Echo back the lines running from the line with "y-tick-label: 300 xyxy=(330,1103,373,1129)" to the line with "colorbar-box xyxy=(971,689,1030,707)", both of those included, exactly as they appear.

— begin Stored data —

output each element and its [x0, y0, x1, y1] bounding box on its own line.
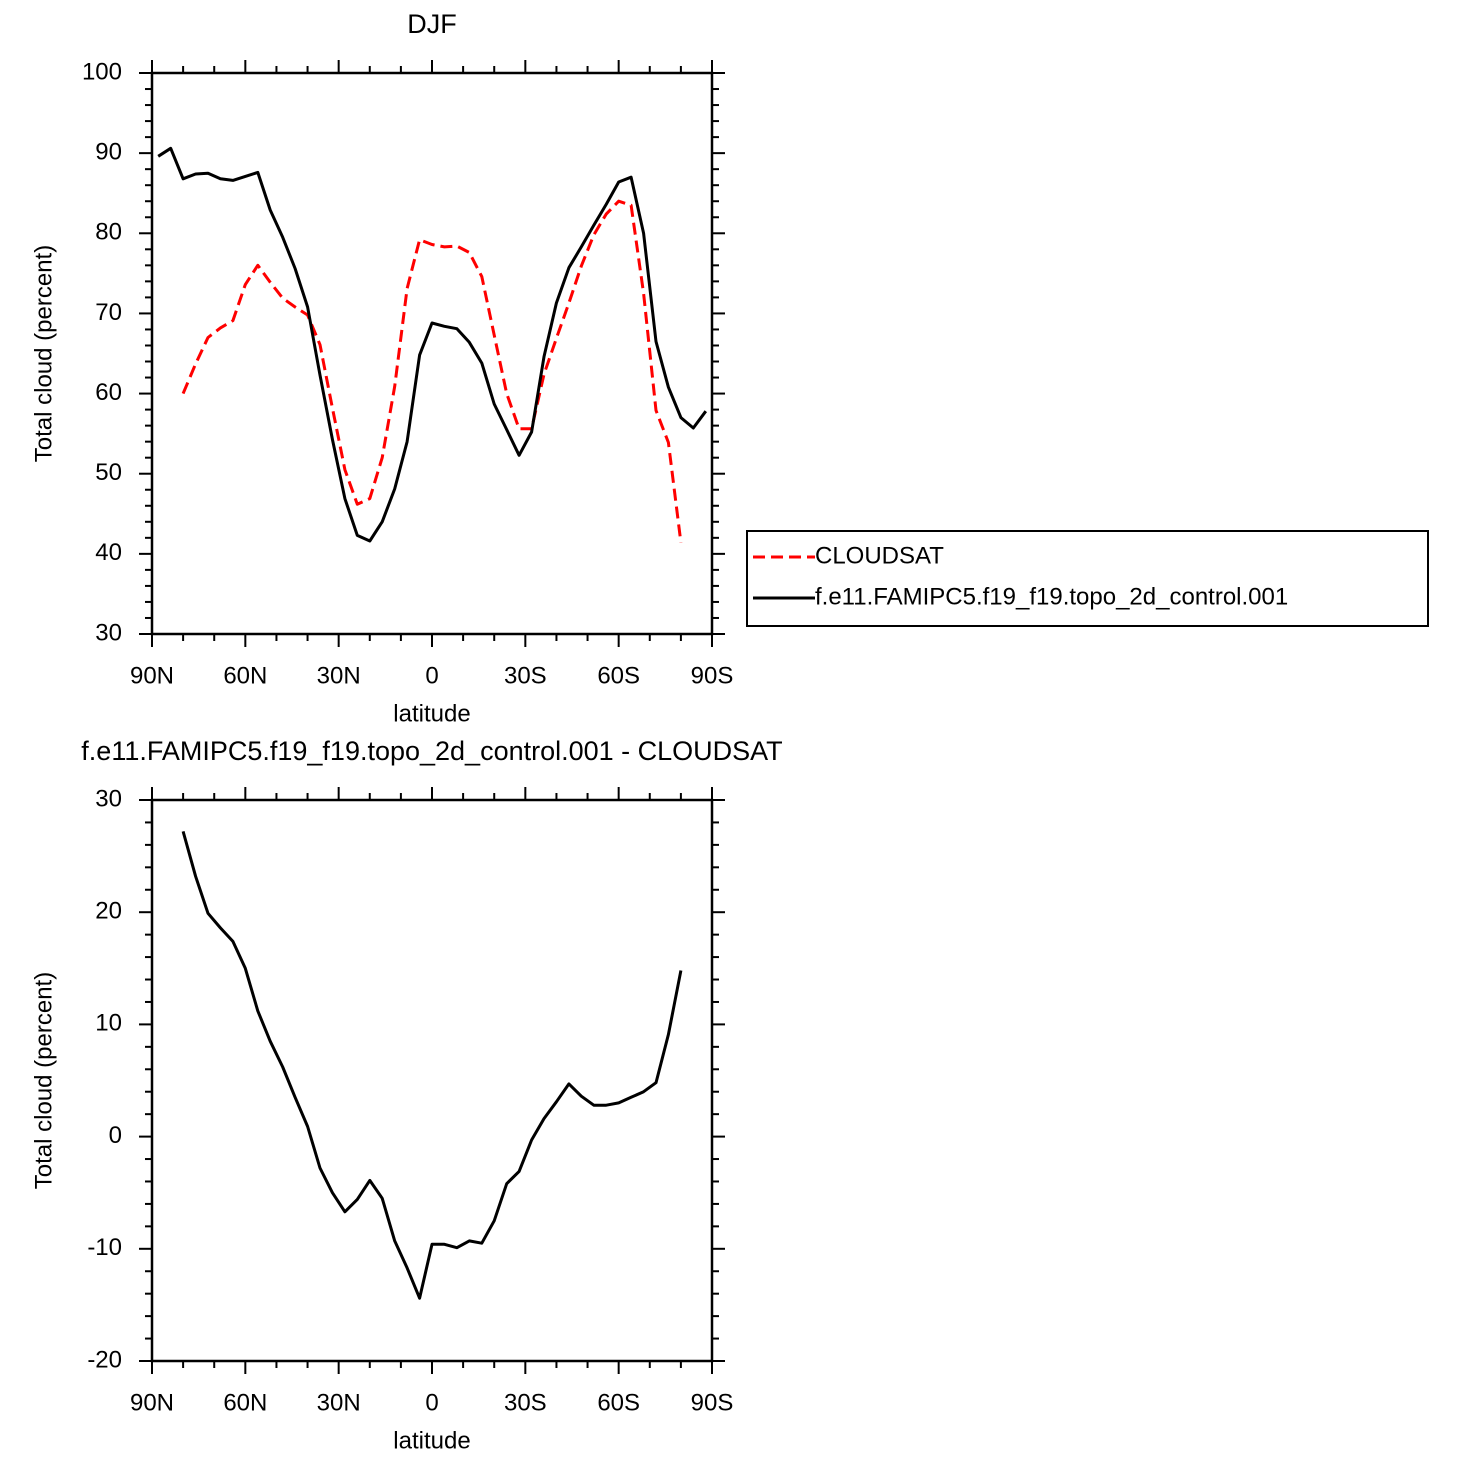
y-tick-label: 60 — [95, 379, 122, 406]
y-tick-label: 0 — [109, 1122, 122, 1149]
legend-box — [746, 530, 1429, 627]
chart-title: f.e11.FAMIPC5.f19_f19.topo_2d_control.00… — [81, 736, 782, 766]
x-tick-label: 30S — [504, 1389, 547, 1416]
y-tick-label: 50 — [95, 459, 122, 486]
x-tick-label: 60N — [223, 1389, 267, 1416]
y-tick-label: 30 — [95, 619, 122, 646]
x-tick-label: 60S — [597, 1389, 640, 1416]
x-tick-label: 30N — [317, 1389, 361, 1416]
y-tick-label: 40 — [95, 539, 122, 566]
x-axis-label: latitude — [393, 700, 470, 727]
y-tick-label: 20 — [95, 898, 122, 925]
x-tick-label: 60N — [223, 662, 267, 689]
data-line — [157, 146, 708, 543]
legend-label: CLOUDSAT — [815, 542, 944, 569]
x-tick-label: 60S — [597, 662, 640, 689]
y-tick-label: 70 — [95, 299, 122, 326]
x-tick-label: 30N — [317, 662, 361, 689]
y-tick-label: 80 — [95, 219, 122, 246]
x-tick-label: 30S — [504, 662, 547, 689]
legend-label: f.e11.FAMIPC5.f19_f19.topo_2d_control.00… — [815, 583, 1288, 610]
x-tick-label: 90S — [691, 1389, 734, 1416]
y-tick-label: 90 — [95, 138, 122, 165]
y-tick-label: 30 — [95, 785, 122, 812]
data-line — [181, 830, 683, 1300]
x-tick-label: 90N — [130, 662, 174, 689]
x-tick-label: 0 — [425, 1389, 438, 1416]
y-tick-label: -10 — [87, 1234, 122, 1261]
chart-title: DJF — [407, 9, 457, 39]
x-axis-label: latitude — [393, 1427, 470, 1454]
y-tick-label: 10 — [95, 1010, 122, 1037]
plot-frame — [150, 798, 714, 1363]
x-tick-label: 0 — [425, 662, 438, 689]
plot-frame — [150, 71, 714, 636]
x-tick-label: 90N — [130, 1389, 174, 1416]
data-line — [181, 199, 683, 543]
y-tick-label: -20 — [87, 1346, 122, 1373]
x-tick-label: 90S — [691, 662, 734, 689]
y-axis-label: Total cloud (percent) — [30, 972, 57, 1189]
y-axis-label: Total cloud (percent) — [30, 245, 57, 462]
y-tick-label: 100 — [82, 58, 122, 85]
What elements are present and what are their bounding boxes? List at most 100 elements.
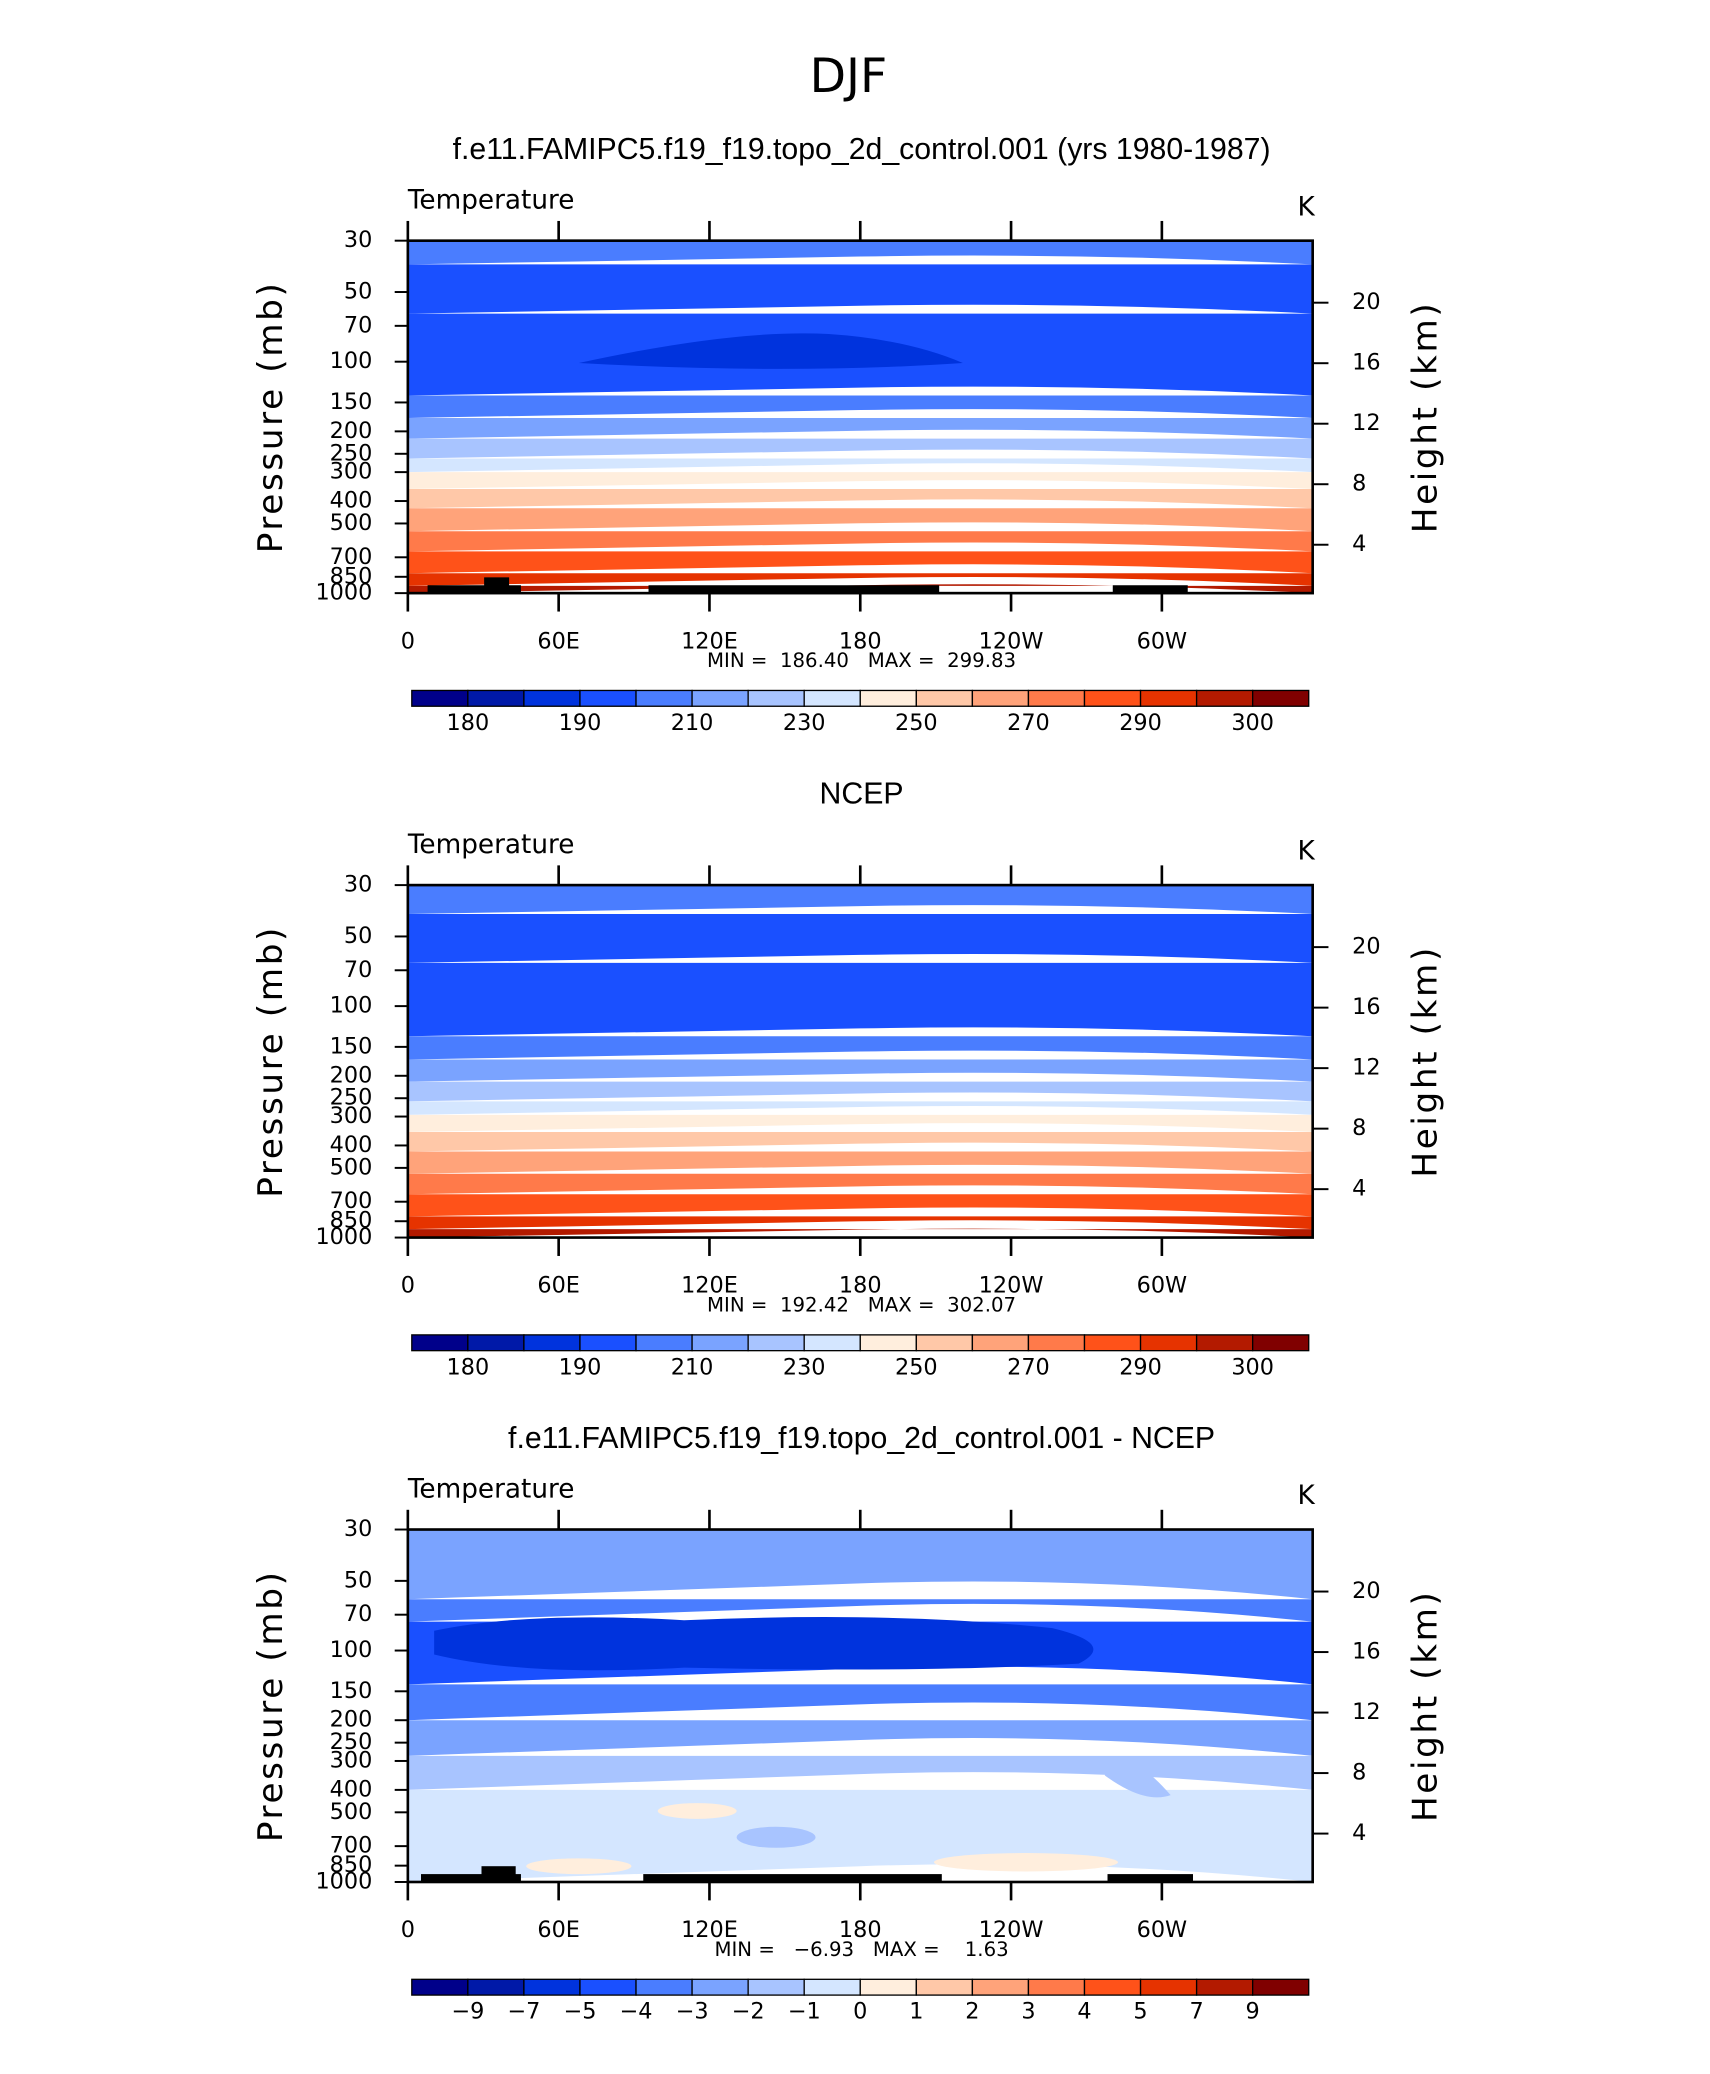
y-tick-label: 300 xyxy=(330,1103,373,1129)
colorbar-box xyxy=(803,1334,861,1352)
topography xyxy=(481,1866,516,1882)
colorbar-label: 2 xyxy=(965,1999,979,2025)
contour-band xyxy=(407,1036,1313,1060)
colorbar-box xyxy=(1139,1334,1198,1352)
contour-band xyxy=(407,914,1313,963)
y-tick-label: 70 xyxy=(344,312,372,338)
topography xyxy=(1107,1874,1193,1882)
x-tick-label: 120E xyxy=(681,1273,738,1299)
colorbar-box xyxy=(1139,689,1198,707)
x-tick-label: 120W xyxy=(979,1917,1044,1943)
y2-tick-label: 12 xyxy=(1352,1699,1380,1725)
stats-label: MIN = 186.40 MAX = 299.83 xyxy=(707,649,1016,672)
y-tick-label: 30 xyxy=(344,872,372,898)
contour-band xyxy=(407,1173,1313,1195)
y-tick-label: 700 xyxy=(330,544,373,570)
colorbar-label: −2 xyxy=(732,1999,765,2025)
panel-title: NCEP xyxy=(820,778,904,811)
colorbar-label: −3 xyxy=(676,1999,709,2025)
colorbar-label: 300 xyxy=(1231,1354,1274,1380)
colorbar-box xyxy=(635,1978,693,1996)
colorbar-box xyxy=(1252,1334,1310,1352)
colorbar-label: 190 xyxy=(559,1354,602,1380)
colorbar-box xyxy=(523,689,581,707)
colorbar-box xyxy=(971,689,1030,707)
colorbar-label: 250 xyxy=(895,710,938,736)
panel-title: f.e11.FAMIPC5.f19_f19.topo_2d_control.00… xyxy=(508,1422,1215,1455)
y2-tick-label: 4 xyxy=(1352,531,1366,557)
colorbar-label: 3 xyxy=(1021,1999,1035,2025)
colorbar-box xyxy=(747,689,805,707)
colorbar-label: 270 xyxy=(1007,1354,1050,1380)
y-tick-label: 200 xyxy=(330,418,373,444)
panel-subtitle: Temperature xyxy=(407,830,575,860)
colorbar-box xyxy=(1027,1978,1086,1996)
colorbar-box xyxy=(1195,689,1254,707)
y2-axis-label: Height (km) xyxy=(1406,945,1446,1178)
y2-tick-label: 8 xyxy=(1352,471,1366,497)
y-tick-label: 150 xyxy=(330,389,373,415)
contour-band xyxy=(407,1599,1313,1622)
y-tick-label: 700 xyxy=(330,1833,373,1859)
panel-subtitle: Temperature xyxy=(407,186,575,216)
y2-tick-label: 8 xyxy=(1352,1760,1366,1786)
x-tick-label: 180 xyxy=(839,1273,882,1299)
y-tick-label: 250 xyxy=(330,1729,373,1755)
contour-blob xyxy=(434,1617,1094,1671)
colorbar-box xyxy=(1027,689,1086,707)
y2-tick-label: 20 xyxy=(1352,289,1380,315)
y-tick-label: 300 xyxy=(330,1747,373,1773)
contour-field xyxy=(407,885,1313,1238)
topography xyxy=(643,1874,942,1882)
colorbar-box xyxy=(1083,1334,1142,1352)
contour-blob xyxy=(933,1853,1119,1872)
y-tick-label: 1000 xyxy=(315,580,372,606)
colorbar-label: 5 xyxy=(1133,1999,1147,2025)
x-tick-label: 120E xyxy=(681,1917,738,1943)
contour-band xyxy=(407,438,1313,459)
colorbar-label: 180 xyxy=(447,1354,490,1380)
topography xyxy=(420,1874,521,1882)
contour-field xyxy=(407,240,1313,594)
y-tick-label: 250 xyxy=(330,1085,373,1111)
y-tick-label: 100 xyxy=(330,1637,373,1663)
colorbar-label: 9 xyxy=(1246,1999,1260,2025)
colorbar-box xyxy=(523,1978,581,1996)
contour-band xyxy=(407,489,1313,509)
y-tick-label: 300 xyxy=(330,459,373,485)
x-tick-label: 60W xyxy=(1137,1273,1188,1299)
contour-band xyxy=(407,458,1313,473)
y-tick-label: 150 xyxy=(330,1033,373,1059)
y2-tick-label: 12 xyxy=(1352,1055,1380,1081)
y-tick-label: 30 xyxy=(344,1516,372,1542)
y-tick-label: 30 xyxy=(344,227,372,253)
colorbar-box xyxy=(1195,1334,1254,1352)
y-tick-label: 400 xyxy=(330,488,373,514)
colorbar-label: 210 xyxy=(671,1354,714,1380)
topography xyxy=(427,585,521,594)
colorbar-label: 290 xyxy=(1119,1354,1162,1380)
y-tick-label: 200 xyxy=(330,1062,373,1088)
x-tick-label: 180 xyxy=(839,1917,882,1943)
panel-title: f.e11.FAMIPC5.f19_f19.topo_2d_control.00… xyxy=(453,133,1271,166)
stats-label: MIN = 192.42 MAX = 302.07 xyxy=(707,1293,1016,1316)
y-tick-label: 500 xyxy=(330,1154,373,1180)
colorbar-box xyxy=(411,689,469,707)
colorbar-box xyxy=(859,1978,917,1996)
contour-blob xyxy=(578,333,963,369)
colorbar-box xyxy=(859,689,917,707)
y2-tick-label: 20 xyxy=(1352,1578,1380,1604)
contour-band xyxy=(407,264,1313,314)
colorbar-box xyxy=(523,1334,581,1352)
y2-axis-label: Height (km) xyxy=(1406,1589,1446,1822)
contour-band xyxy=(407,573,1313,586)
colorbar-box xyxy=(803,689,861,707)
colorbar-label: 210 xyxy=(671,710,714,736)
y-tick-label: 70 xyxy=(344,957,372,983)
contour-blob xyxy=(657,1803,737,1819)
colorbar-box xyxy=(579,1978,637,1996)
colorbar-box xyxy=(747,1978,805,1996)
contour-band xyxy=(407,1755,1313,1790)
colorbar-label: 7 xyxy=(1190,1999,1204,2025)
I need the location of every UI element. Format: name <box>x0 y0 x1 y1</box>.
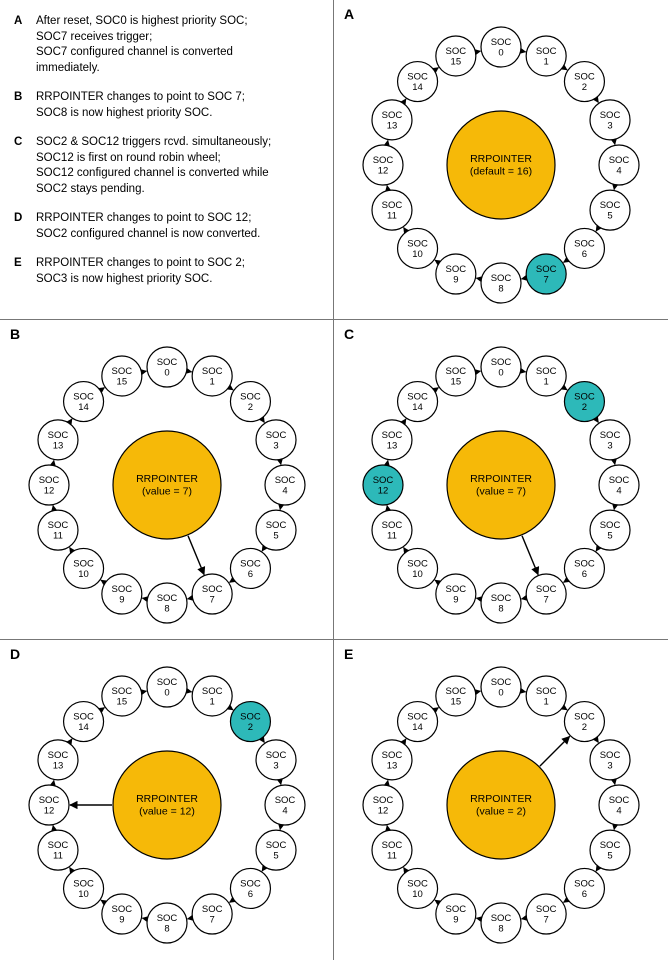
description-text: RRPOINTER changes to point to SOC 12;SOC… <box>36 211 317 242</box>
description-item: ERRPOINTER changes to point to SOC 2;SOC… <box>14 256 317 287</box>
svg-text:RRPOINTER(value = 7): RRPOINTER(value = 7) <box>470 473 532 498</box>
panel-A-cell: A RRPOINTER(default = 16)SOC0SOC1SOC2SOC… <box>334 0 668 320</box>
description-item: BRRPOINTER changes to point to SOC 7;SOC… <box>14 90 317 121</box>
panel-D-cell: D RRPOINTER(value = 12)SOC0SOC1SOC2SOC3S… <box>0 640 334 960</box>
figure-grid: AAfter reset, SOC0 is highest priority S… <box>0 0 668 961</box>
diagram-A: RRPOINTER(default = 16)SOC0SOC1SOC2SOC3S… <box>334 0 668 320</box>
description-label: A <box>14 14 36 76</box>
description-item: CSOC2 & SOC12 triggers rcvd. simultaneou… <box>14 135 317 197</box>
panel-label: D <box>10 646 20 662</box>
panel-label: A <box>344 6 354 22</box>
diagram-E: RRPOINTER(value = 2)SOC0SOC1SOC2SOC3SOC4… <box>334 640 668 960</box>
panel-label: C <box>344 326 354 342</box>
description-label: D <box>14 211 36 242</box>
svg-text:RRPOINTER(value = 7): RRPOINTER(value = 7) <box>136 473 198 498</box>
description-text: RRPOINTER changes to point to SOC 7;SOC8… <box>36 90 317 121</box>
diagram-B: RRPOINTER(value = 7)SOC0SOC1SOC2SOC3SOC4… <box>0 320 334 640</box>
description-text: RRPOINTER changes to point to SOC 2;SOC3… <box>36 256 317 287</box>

— end Stored data —

§ **The completed task**
y-tick-label: 300 xyxy=(330,1103,373,1129)
colorbar-box xyxy=(803,1334,861,1352)
topography xyxy=(481,1866,516,1882)
colorbar-label: 2 xyxy=(965,1999,979,2025)
contour-band xyxy=(407,1036,1313,1060)
colorbar-box xyxy=(1139,1334,1198,1352)
contour-band xyxy=(407,914,1313,963)
y-tick-label: 70 xyxy=(344,312,372,338)
topography xyxy=(1107,1874,1193,1882)
x-tick-label: 120E xyxy=(681,1273,738,1299)
colorbar-box xyxy=(1139,689,1198,707)
x-tick-label: 120W xyxy=(979,1917,1044,1943)
y2-tick-label: 12 xyxy=(1352,1699,1380,1725)
stats-label: MIN = 186.40 MAX = 299.83 xyxy=(707,649,1016,672)
y-tick-label: 30 xyxy=(344,872,372,898)
contour-band xyxy=(407,1173,1313,1195)
y-tick-label: 700 xyxy=(330,544,373,570)
colorbar-label: −2 xyxy=(732,1999,765,2025)
panel-title: NCEP xyxy=(820,778,904,811)
colorbar-label: −3 xyxy=(676,1999,709,2025)
colorbar-label: 300 xyxy=(1231,1354,1274,1380)
colorbar-box xyxy=(635,1978,693,1996)
colorbar-box xyxy=(1252,1334,1310,1352)
colorbar-label: 190 xyxy=(559,1354,602,1380)
colorbar-box xyxy=(523,689,581,707)
colorbar-box xyxy=(971,689,1030,707)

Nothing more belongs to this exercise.